▸ The task: Copy the data word for word, from the very start through the line that contains "The spool 52 is at (201, 185).", including that line. Leave the pictures out of your answer.

........

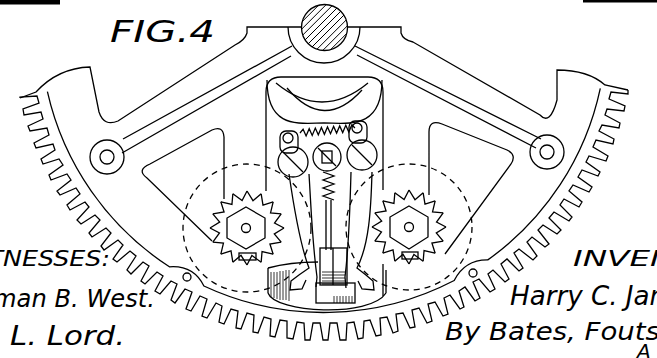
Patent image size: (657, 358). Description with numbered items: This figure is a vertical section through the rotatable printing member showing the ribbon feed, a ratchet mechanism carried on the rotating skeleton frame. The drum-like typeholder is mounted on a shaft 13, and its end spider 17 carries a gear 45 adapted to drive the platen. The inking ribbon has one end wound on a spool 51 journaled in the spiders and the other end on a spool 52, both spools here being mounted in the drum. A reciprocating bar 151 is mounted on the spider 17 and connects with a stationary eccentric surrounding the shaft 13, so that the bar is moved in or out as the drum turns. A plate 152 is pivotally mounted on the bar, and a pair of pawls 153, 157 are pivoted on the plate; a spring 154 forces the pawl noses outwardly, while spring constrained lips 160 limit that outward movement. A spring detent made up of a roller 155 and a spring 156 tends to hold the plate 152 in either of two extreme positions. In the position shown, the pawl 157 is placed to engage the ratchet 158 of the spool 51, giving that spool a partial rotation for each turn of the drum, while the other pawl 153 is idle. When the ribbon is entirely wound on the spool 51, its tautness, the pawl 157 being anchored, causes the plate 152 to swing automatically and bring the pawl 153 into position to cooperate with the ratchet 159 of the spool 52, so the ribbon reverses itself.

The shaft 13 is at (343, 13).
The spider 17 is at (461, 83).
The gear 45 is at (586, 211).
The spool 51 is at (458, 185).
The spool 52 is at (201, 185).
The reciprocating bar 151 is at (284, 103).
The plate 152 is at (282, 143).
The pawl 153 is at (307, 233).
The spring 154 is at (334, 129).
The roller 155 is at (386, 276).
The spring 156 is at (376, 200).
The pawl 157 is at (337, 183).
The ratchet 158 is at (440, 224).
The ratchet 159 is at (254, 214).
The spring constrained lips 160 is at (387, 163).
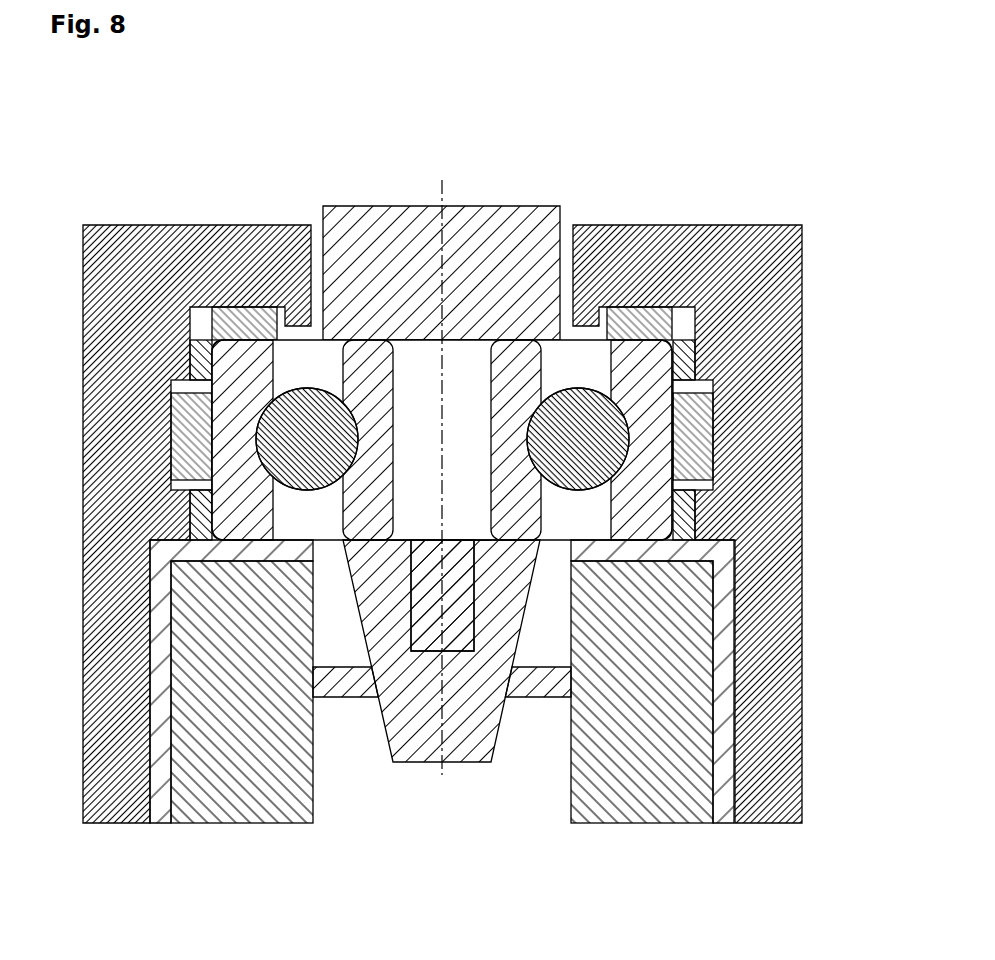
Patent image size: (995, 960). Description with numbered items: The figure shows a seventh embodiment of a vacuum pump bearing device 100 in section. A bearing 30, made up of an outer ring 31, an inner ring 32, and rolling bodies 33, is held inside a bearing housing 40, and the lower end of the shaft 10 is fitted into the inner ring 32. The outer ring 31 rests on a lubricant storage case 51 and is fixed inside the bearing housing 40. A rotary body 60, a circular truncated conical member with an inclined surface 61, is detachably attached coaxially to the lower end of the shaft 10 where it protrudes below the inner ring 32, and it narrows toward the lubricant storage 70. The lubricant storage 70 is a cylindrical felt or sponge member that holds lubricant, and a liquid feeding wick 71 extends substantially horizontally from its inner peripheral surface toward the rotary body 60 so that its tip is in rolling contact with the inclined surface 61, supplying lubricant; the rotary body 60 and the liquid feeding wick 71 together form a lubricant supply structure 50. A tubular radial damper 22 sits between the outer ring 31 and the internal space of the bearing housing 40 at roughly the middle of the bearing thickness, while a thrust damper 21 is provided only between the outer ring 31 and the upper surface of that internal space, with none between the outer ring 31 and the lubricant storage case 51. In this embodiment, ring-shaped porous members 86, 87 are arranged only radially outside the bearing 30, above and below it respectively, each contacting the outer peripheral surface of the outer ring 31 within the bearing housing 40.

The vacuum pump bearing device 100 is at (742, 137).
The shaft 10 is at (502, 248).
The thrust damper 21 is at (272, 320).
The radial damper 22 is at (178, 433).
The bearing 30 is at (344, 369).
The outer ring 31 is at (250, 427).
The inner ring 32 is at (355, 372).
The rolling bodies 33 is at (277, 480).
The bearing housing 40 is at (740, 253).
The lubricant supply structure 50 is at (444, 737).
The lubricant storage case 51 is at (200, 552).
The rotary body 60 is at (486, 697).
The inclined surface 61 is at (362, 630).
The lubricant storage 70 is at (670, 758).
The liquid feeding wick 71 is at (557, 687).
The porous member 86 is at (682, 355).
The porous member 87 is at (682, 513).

........

▸ The result:
Patent image size: (657, 358). Description with numbered items: This figure is a vertical section through the rotatable printing member showing the ribbon feed, a ratchet mechanism carried on the rotating skeleton frame. The drum-like typeholder is mounted on a shaft 13, and its end spider 17 carries a gear 45 adapted to drive the platen. The inking ribbon has one end wound on a spool 51 journaled in the spiders and the other end on a spool 52, both spools here being mounted in the drum. A reciprocating bar 151 is mounted on the spider 17 and connects with a stationary eccentric surrounding the shaft 13, so that the bar is moved in or out as the drum turns. A plate 152 is pivotally mounted on the bar, and a pair of pawls 153, 157 are pivoted on the plate; a spring 154 forces the pawl noses outwardly, while spring constrained lips 160 limit that outward movement. A spring detent made up of a roller 155 and a spring 156 tends to hold the plate 152 in either of two extreme positions. In the position shown, the pawl 157 is placed to engage the ratchet 158 of the spool 51, giving that spool a partial rotation for each turn of the drum, while the other pawl 153 is idle. When the ribbon is entirely wound on the spool 51, its tautness, the pawl 157 being anchored, causes the plate 152 to swing automatically and bring the pawl 153 into position to cooperate with the ratchet 159 of the spool 52, so the ribbon reverses itself.

The shaft 13 is at (343, 13).
The spider 17 is at (461, 83).
The gear 45 is at (586, 211).
The spool 51 is at (458, 185).
The spool 52 is at (201, 185).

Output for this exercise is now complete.